#### Data lines

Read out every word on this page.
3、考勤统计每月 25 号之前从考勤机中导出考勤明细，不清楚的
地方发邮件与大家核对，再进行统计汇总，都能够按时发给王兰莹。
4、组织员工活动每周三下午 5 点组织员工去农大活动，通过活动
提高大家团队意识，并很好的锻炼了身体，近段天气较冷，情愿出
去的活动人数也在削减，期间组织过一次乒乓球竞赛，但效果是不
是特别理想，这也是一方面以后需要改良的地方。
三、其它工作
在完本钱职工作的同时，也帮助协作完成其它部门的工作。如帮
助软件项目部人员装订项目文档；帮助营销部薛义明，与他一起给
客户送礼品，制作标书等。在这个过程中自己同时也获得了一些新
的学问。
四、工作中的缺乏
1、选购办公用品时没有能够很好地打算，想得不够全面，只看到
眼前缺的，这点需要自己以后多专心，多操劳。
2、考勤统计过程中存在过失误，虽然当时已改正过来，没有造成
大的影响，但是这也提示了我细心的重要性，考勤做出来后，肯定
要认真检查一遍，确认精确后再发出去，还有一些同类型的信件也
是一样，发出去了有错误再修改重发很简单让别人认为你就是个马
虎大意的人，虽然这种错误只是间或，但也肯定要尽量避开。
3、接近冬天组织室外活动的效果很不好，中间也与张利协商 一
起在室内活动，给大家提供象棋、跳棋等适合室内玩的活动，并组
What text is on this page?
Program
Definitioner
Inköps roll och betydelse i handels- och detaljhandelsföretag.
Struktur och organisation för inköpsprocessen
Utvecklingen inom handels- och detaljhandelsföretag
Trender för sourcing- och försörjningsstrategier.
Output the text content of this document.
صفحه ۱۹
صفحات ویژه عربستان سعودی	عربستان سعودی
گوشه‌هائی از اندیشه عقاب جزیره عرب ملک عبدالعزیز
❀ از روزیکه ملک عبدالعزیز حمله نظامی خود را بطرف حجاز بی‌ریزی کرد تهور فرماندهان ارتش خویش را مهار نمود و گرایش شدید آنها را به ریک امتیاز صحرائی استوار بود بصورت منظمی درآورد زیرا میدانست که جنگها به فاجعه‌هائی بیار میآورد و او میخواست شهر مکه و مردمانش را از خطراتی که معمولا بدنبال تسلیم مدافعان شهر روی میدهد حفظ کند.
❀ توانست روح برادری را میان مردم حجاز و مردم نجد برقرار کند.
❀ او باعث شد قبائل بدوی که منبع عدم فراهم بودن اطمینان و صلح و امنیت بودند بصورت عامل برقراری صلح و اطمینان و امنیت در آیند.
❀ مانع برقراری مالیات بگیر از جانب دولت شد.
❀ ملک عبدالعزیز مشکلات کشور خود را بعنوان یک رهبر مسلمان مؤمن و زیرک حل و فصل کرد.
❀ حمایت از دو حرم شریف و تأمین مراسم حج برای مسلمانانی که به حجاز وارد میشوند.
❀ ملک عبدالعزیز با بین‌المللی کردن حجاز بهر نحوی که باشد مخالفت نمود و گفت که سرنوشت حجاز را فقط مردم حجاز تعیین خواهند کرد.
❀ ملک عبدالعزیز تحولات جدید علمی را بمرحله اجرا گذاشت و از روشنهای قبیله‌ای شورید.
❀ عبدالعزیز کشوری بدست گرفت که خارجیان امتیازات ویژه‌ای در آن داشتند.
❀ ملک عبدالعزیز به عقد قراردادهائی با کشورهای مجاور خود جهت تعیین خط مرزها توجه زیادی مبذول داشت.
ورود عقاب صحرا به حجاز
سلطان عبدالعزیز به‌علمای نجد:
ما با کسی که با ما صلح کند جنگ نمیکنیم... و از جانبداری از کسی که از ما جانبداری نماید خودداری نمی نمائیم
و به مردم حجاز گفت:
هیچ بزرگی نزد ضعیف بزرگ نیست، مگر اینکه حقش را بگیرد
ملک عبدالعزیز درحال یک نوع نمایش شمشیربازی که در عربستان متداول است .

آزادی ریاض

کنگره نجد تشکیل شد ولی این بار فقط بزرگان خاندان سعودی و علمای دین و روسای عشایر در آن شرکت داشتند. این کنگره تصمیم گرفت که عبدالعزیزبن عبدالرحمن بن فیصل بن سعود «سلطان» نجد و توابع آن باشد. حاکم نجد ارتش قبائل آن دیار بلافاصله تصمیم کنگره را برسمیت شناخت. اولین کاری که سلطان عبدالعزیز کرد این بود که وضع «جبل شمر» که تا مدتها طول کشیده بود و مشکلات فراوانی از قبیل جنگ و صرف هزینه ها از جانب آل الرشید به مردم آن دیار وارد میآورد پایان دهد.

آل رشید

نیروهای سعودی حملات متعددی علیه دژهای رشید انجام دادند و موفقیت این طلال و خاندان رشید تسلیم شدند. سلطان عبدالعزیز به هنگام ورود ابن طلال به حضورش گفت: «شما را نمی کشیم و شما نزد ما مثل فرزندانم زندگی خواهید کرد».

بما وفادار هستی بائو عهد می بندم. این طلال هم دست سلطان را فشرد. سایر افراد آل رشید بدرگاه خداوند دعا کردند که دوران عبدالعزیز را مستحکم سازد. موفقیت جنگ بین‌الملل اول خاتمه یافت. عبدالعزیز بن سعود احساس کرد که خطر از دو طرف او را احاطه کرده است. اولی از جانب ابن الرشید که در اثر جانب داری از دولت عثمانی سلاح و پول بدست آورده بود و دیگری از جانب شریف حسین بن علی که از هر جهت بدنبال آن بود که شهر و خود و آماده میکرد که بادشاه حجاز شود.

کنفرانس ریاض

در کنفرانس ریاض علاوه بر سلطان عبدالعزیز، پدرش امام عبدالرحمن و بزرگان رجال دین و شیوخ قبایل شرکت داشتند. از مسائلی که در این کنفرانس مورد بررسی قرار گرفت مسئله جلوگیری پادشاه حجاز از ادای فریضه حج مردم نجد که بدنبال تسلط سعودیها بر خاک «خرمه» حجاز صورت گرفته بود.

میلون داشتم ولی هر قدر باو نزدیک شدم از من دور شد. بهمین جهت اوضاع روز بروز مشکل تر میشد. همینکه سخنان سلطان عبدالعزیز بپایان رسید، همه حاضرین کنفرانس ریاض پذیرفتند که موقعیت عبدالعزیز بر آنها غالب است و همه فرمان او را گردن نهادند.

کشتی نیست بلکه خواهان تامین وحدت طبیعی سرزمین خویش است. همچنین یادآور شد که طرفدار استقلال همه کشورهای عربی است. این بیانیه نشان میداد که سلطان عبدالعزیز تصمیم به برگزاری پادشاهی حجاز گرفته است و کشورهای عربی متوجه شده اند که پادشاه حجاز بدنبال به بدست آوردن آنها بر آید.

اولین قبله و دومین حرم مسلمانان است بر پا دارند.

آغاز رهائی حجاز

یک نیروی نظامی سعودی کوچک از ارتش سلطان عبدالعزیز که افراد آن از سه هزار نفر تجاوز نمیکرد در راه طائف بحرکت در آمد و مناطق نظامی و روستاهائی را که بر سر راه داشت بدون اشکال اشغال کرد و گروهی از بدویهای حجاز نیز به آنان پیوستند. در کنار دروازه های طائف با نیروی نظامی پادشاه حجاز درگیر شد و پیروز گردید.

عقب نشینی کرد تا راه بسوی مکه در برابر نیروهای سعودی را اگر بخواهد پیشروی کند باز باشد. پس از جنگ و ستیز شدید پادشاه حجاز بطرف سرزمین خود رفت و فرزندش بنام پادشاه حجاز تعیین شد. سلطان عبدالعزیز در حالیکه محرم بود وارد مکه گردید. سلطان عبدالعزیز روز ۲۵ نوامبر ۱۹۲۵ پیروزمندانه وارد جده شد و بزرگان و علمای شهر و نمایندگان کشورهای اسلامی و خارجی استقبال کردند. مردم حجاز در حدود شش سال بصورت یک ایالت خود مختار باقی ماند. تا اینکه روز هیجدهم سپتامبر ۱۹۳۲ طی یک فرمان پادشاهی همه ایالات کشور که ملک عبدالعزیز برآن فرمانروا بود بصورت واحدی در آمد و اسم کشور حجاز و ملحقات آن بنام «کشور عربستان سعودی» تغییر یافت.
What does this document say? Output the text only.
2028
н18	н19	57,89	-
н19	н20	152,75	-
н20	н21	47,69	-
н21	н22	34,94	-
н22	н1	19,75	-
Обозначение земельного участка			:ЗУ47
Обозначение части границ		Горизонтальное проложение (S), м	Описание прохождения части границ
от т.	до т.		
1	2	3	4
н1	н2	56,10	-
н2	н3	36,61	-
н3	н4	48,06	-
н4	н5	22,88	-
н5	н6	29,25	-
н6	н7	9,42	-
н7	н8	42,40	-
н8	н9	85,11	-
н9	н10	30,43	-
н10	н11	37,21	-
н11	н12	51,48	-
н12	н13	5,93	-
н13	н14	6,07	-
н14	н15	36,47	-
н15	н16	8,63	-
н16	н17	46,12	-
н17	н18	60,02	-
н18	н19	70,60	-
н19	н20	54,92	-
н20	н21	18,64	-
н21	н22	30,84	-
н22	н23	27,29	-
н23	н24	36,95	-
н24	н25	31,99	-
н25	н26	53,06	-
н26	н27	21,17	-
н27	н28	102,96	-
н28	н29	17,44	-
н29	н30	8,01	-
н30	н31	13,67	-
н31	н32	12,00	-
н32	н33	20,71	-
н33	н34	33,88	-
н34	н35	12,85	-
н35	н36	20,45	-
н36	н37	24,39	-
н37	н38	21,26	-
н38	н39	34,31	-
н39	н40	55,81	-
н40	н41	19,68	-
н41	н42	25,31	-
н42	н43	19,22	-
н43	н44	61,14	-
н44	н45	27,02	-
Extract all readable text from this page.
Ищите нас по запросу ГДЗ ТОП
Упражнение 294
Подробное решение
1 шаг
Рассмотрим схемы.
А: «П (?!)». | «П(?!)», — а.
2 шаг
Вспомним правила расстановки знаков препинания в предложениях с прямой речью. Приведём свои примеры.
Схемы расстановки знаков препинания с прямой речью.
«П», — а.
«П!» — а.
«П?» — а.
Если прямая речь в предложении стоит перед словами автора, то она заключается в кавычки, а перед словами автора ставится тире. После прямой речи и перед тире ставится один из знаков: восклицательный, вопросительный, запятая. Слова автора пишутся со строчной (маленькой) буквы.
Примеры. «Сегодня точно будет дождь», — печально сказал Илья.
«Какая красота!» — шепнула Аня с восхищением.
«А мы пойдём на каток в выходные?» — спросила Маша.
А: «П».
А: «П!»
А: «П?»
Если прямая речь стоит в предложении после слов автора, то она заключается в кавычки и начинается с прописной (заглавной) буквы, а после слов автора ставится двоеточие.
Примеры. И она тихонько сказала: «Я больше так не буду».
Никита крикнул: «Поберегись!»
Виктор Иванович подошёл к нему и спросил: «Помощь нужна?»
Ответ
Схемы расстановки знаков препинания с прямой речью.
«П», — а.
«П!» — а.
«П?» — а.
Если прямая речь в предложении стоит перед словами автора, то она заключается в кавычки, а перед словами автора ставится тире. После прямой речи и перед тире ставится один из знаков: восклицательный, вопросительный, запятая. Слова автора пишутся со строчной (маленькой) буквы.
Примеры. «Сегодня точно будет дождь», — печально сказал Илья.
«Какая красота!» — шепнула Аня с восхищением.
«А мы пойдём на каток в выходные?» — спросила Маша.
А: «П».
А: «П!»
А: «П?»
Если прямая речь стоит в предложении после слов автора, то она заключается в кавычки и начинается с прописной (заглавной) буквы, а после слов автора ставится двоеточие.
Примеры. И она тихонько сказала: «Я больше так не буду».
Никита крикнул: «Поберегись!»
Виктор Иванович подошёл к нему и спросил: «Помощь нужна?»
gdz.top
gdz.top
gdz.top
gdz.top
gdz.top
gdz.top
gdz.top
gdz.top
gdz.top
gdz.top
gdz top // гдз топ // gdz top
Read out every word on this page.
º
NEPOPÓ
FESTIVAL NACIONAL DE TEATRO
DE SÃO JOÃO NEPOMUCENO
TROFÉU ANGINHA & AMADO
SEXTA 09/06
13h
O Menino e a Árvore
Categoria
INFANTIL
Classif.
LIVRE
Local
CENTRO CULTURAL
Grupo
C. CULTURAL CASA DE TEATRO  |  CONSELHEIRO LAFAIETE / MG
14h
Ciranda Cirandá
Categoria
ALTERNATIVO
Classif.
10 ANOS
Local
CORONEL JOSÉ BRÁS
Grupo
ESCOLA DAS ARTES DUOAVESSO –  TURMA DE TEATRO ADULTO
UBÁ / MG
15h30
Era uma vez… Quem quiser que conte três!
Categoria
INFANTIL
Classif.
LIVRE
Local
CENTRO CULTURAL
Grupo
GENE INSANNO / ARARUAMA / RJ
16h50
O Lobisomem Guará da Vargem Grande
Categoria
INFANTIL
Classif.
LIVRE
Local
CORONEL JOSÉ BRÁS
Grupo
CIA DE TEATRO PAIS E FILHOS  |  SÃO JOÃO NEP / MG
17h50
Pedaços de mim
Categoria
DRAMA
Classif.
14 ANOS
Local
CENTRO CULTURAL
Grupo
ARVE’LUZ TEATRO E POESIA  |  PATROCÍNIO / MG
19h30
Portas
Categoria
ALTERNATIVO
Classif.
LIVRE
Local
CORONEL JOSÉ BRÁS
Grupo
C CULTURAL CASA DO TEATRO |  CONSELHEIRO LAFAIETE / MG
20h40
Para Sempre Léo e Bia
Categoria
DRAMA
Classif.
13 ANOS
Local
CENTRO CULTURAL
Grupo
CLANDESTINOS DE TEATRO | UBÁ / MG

########

* _Problem to work on_
Pick out all lines containing the string "افراد".

* _Final result_
بما وفادار هستی بائو عهد می بندم. این طلال هم دست سلطان را فشرد. سایر افراد آل رشید بدرگاه خداوند دعا کردند که دوران عبدالعزیز را مستحکم سازد. موفقیت جنگ بین‌الملل اول خاتمه یافت. عبدالعزیز بن سعود احساس کرد که خطر از دو طرف او را احاطه کرده است. اولی از جانب ابن الرشید که در اثر جانب داری از دولت عثمانی سلاح و پول بدست آورده بود و دیگری از جانب شریف حسین بن علی که از هر جهت بدنبال آن بود که شهر و خود و آماده میکرد که بادشاه حجاز شود.
یک نیروی نظامی سعودی کوچک از ارتش سلطان عبدالعزیز که افراد آن از سه هزار نفر تجاوز نمیکرد در راه طائف بحرکت در آمد و مناطق نظامی و روستاهائی را که بر سر راه داشت بدون اشکال اشغال کرد و گروهی از بدویهای حجاز نیز به آنان پیوستند. در کنار دروازه های طائف با نیروی نظامی پادشاه حجاز درگیر شد و پیروز گردید.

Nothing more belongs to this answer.